#### DATASET CONTENT ####

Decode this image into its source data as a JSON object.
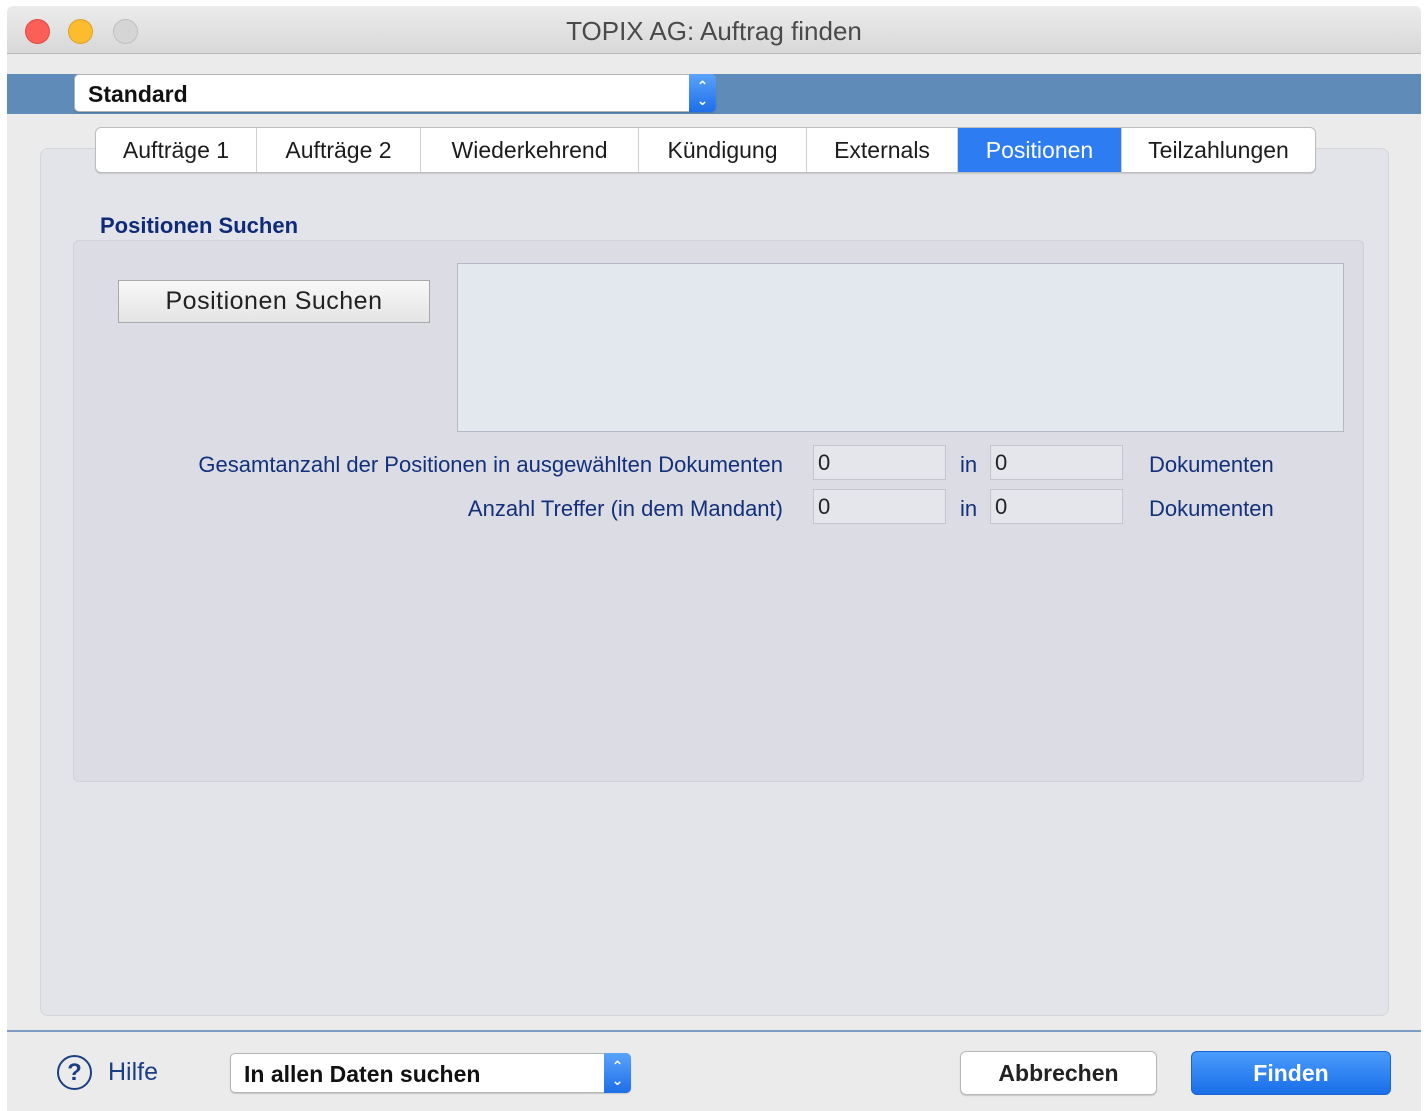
{
  "window": {
    "title": "TOPIX AG: Auftrag finden"
  },
  "toolbar": {
    "view_selector": "Standard"
  },
  "tabs": [
    {
      "label": "Aufträge 1",
      "active": false
    },
    {
      "label": "Aufträge 2",
      "active": false
    },
    {
      "label": "Wiederkehrend",
      "active": false
    },
    {
      "label": "Kündigung",
      "active": false
    },
    {
      "label": "Externals",
      "active": false
    },
    {
      "label": "Positionen",
      "active": true
    },
    {
      "label": "Teilzahlungen",
      "active": false
    }
  ],
  "positionen": {
    "section_title": "Positionen Suchen",
    "search_button": "Positionen Suchen",
    "result_area_text": "",
    "rows": [
      {
        "label": "Gesamtanzahl der Positionen in ausgewählten Dokumenten",
        "count": "0",
        "in_label": "in",
        "documents": "0",
        "unit": "Dokumenten"
      },
      {
        "label": "Anzahl Treffer (in dem Mandant)",
        "count": "0",
        "in_label": "in",
        "documents": "0",
        "unit": "Dokumenten"
      }
    ]
  },
  "footer": {
    "help_label": "Hilfe",
    "scope_selector": "In allen Daten suchen",
    "cancel_label": "Abbrechen",
    "find_label": "Finden"
  },
  "colors": {
    "accent": "#2e7cf2",
    "label_text": "#13307a",
    "blue_strip": "#5f8bb8"
  }
}
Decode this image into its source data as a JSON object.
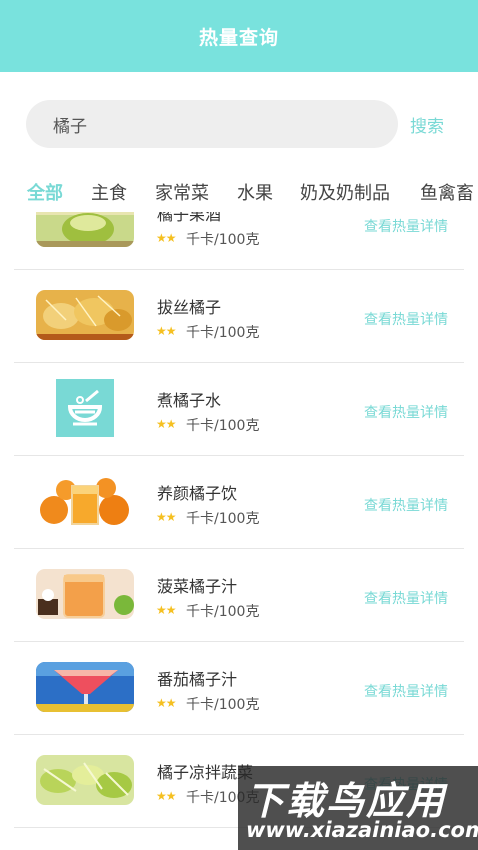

####

● TO BE DONE: Repeat the entries exactly. Pictures are excluded from the copy.

● TASK ANSWER:
Decode this image into its source data as a JSON object.
{
  "window": {
    "title": "TOPIX AG: Auftrag finden"
  },
  "toolbar": {
    "view_selector": "Standard"
  },
  "tabs": [
    {
      "label": "Aufträge 1",
      "active": false
    },
    {
      "label": "Aufträge 2",
      "active": false
    },
    {
      "label": "Wiederkehrend",
      "active": false
    },
    {
      "label": "Kündigung",
      "active": false
    },
    {
      "label": "Externals",
      "active": false
    },
    {
      "label": "Positionen",
      "active": true
    },
    {
      "label": "Teilzahlungen",
      "active": false
    }
  ],
  "positionen": {
    "section_title": "Positionen Suchen",
    "search_button": "Positionen Suchen",
    "result_area_text": "",
    "rows": [
      {
        "label": "Gesamtanzahl der Positionen in ausgewählten Dokumenten",
        "count": "0",
        "in_label": "in",
        "documents": "0",
        "unit": "Dokumenten"
      },
      {
        "label": "Anzahl Treffer (in dem Mandant)",
        "count": "0",
        "in_label": "in",
        "documents": "0",
        "unit": "Dokumenten"
      }
    ]
  },
  "footer": {
    "help_label": "Hilfe",
    "scope_selector": "In allen Daten suchen",
    "cancel_label": "Abbrechen",
    "find_label": "Finden"
  },
  "colors": {
    "accent": "#2e7cf2",
    "label_text": "#13307a",
    "blue_strip": "#5f8bb8"
  }
}
Decode this image into its source data as a JSON object.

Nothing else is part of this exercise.